**STATED PROBLEM**: In the data below, find each line containing the string "Menor" and return it.

## Start MATERIAL PROVIDED

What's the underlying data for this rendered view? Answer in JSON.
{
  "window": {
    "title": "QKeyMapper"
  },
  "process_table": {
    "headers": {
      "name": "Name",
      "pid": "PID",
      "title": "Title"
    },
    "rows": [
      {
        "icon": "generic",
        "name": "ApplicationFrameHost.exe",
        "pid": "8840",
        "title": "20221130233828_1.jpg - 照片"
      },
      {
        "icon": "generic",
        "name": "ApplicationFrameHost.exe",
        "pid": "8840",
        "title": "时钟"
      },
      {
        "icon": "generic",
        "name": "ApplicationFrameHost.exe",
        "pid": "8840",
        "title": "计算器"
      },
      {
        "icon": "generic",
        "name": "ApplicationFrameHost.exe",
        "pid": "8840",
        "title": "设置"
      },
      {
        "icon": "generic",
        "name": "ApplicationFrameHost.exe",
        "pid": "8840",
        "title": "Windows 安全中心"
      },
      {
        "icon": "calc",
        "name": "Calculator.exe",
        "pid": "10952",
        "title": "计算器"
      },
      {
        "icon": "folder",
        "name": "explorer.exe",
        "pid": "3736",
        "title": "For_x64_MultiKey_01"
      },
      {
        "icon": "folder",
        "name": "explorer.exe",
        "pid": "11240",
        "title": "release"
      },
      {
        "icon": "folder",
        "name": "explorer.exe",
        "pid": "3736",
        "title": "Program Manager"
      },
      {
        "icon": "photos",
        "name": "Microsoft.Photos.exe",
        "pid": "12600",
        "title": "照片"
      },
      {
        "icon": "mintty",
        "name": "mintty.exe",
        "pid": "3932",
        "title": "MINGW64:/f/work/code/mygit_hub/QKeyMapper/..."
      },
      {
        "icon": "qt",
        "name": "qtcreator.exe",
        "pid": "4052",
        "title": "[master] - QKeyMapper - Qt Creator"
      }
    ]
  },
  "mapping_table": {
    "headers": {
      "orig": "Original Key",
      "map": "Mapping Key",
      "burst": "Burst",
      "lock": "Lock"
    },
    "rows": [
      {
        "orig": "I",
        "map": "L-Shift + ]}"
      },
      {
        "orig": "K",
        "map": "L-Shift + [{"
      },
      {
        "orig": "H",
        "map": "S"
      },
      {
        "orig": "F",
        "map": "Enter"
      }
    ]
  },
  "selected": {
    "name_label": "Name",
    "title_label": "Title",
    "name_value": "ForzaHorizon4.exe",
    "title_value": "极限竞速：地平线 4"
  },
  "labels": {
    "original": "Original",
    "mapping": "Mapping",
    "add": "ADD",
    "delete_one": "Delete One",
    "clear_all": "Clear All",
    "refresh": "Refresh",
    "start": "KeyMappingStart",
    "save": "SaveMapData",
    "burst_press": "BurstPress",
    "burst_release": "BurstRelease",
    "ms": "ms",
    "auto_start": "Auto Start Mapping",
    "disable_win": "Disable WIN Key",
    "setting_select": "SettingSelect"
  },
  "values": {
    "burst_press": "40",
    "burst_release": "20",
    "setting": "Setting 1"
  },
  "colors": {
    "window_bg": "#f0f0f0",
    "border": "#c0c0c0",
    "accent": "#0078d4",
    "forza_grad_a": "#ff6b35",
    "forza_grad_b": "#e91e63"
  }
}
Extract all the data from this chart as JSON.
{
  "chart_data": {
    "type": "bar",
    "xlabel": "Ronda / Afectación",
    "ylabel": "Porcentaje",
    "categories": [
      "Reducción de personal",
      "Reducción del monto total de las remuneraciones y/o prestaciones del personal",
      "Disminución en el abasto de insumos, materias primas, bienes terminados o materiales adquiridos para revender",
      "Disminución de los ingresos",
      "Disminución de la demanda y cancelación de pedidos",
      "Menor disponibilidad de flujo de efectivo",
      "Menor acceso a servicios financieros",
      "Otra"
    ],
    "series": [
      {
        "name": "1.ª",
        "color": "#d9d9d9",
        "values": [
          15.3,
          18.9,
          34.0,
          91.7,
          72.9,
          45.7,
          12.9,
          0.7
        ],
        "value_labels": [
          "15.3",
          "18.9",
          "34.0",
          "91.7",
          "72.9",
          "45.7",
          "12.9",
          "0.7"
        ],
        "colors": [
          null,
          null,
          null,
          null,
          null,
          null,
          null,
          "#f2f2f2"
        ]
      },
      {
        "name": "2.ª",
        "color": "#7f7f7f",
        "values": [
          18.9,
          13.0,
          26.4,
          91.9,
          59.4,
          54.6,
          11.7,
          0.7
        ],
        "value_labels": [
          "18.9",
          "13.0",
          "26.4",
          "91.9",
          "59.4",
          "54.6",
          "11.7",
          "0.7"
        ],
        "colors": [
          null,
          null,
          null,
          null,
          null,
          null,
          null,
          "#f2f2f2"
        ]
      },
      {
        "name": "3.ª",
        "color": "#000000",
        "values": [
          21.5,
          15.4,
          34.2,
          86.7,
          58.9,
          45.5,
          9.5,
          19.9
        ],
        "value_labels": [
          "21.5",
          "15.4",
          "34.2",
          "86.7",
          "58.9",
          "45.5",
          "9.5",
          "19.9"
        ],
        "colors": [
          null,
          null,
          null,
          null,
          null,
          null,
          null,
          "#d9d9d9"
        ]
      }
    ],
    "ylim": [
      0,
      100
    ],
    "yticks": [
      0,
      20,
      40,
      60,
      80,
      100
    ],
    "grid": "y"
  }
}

## End MATERIAL PROVIDED

**CORRECT ANSWER**:
      "Menor disponibilidad de flujo de efectivo",
      "Menor acceso a servicios financieros",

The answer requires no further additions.